• EXERCISE GOAL:
Copy all lines that contain the word "SMmx".

• RECORDS SUPPLIED:
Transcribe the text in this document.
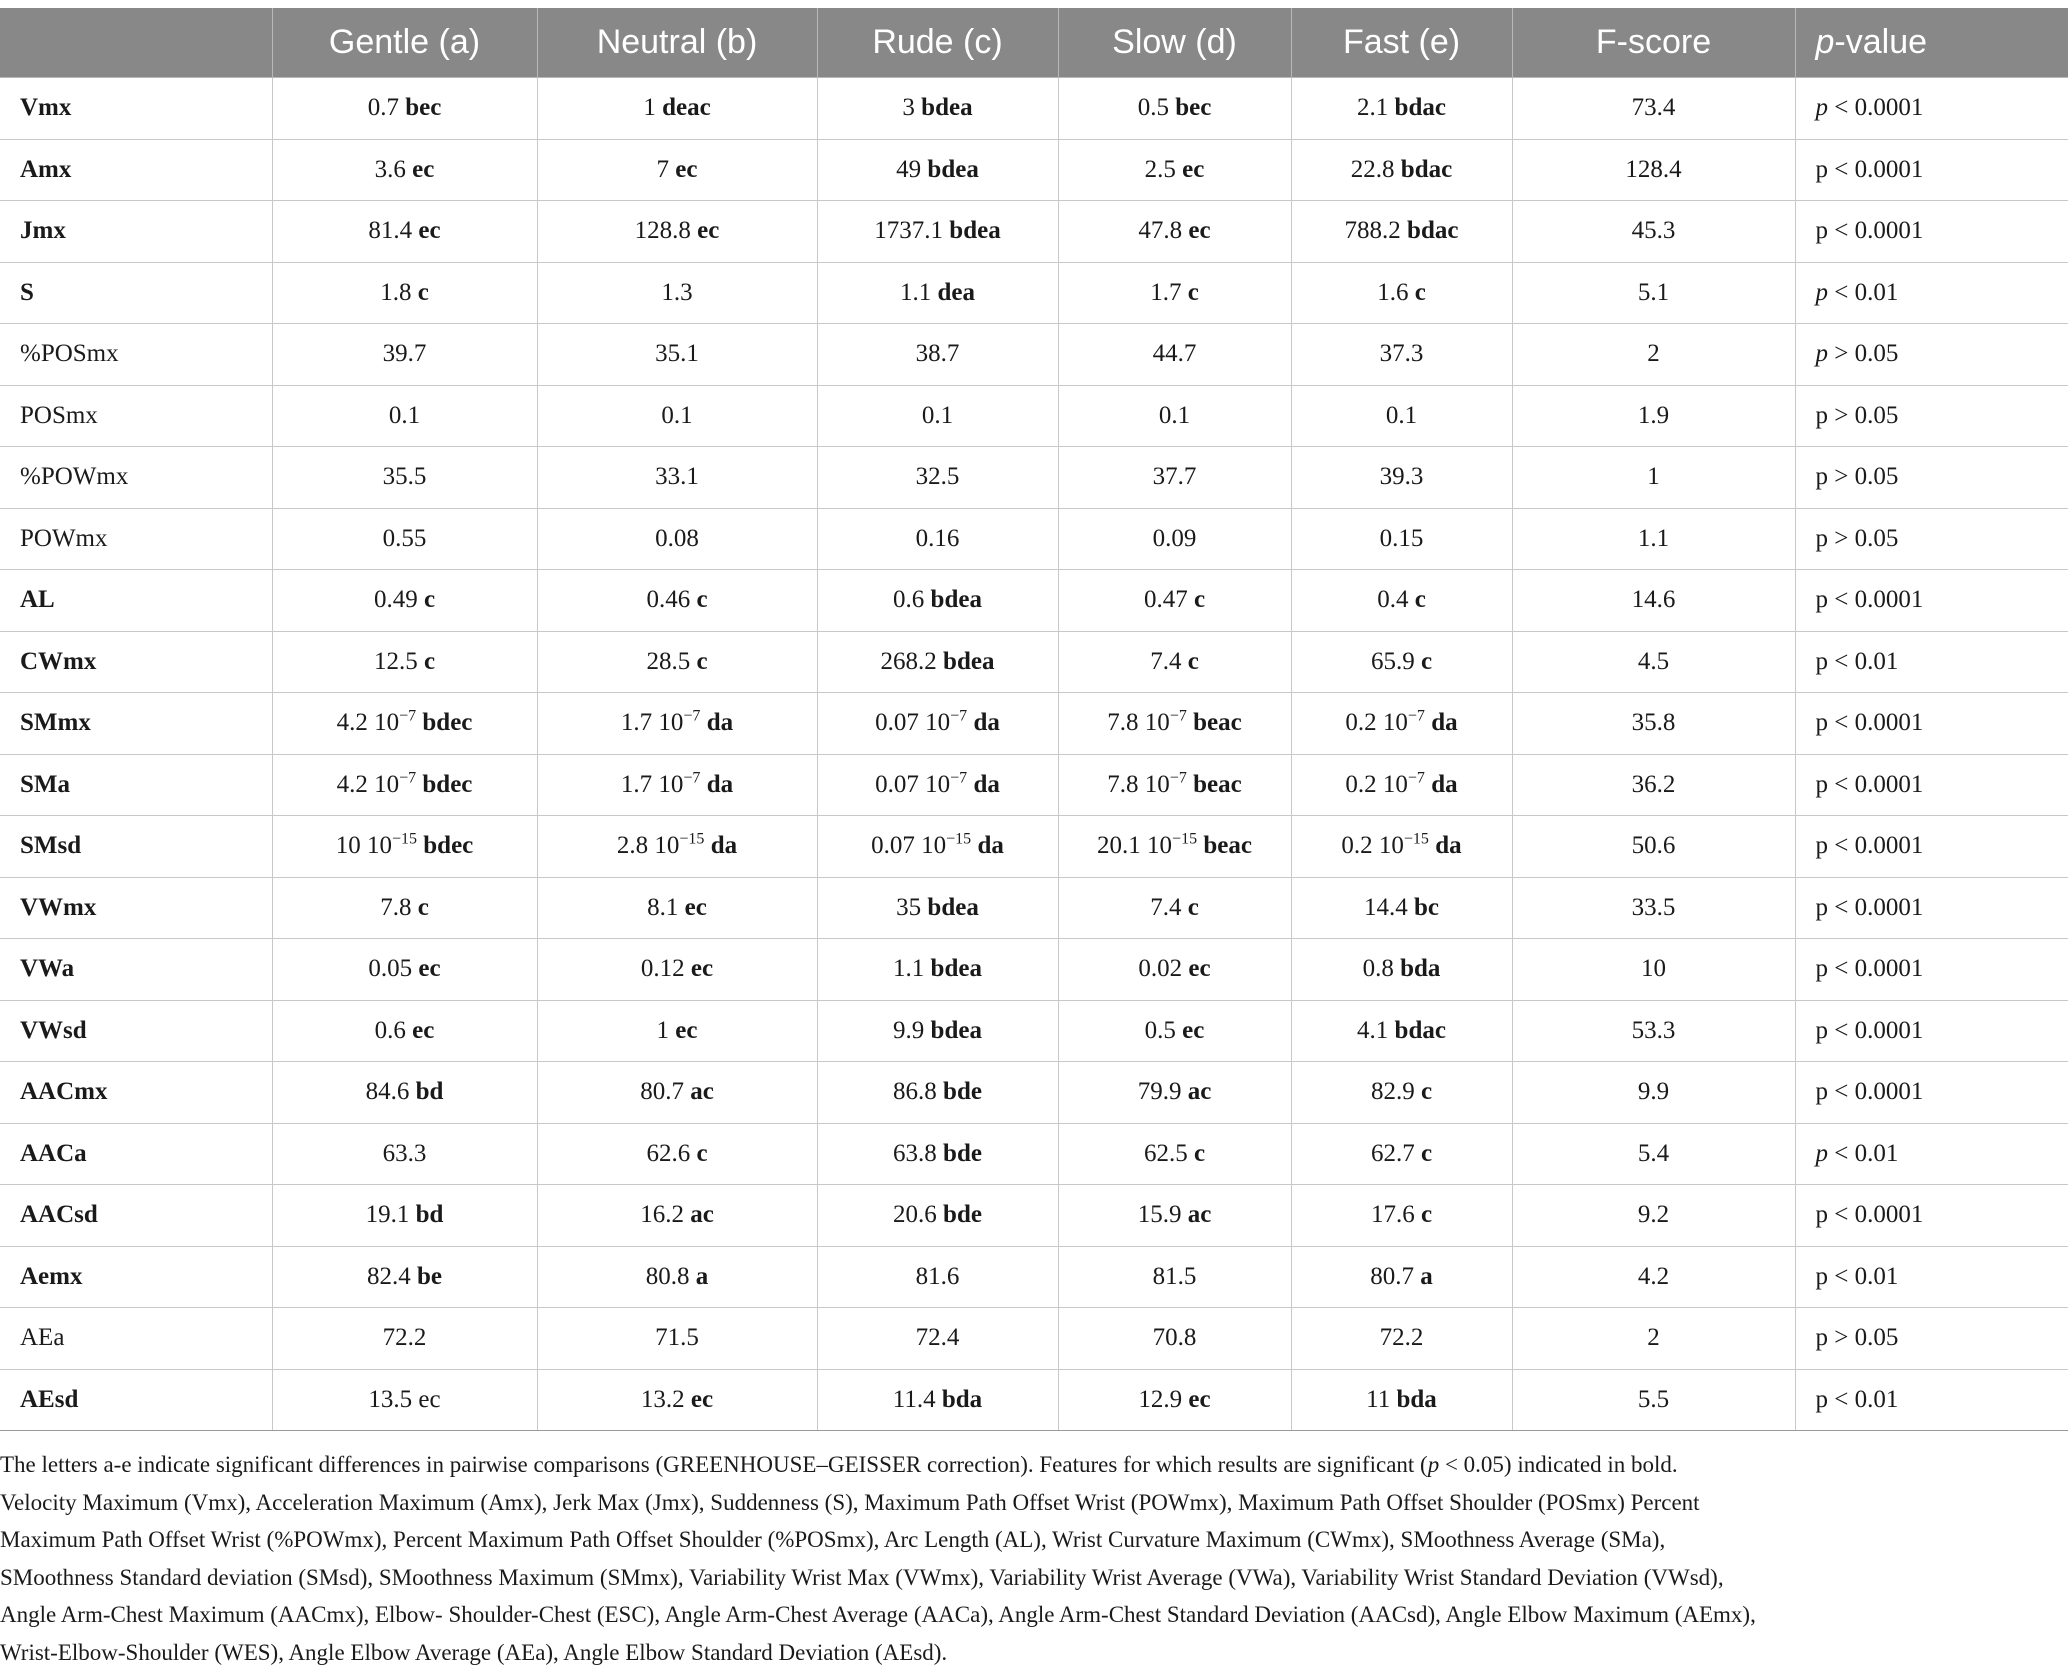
	Gentle (a)	Neutral (b)	Rude (c)	Slow (d)	Fast (e)	F-score	p-value
Vmx	0.7 bec	1 deac	3 bdea	0.5 bec	2.1 bdac	73.4	p < 0.0001
Amx	3.6 ec	7 ec	49 bdea	2.5 ec	22.8 bdac	128.4	p < 0.0001
Jmx	81.4 ec	128.8 ec	1737.1 bdea	47.8 ec	788.2 bdac	45.3	p < 0.0001
S	1.8 c	1.3	1.1 dea	1.7 c	1.6 c	5.1	p < 0.01
%POSmx	39.7	35.1	38.7	44.7	37.3	2	p > 0.05
POSmx	0.1	0.1	0.1	0.1	0.1	1.9	p > 0.05
%POWmx	35.5	33.1	32.5	37.7	39.3	1	p > 0.05
POWmx	0.55	0.08	0.16	0.09	0.15	1.1	p > 0.05
AL	0.49 c	0.46 c	0.6 bdea	0.47 c	0.4 c	14.6	p < 0.0001
CWmx	12.5 c	28.5 c	268.2 bdea	7.4 c	65.9 c	4.5	p < 0.01
SMmx	4.2 $10^{-7}$ bdec	1.7 $10^{-7}$ da	0.07 $10^{-7}$ da	7.8 $10^{-7}$ beac	0.2 $10^{-7}$ da	35.8	p < 0.0001
SMa	4.2 $10^{-7}$ bdec	1.7 $10^{-7}$ da	0.07 $10^{-7}$ da	7.8 $10^{-7}$ beac	0.2 $10^{-7}$ da	36.2	p < 0.0001
SMsd	10 $10^{-15}$ bdec	2.8 $10^{-15}$ da	0.07 $10^{-15}$ da	20.1 $10^{-15}$ beac	0.2 $10^{-15}$ da	50.6	p < 0.0001
VWmx	7.8 c	8.1 ec	35 bdea	7.4 c	14.4 bc	33.5	p < 0.0001
VWa	0.05 ec	0.12 ec	1.1 bdea	0.02 ec	0.8 bda	10	p < 0.0001
VWsd	0.6 ec	1 ec	9.9 bdea	0.5 ec	4.1 bdac	53.3	p < 0.0001
AACmx	84.6 bd	80.7 ac	86.8 bde	79.9 ac	82.9 c	9.9	p < 0.0001
AACa	63.3	62.6 c	63.8 bde	62.5 c	62.7 c	5.4	p < 0.01
AACsd	19.1 bd	16.2 ac	20.6 bde	15.9 ac	17.6 c	9.2	p < 0.0001
Aemx	82.4 be	80.8 a	81.6	81.5	80.7 a	4.2	p < 0.01
AEa	72.2	71.5	72.4	70.8	72.2	2	p > 0.05
AEsd	13.5 ec	13.2 ec	11.4 bda	12.9 ec	11 bda	5.5	p < 0.01

The letters a-e indicate significant differences in pairwise comparisons (GREENHOUSE–GEISSER correction). Features for which results are significant (p < 0.05) indicated in bold.

Velocity Maximum (Vmx), Acceleration Maximum (Amx), Jerk Max (Jmx), Suddenness (S), Maximum Path Offset Wrist (POWmx), Maximum Path Offset Shoulder (POSmx) Percent

Maximum Path Offset Wrist (%POWmx), Percent Maximum Path Offset Shoulder (%POSmx), Arc Length (AL), Wrist Curvature Maximum (CWmx), SMoothness Average (SMa),

SMoothness Standard deviation (SMsd), SMoothness Maximum (SMmx), Variability Wrist Max (VWmx), Variability Wrist Average (VWa), Variability Wrist Standard Deviation (VWsd),

Angle Arm-Chest Maximum (AACmx), Elbow- Shoulder-Chest (ESC), Angle Arm-Chest Average (AACa), Angle Arm-Chest Standard Deviation (AACsd), Angle Elbow Maximum (AEmx),

Wrist-Elbow-Shoulder (WES), Angle Elbow Average (AEa), Angle Elbow Standard Deviation (AEsd).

• REPLY:
SMmx	4.2 $10^{-7}$ bdec	1.7 $10^{-7}$ da	0.07 $10^{-7}$ da	7.8 $10^{-7}$ beac	0.2 $10^{-7}$ da	35.8	p < 0.0001
SMoothness Standard deviation (SMsd), SMoothness Maximum (SMmx), Variability Wrist Max (VWmx), Variability Wrist Average (VWa), Variability Wrist Standard Deviation (VWsd),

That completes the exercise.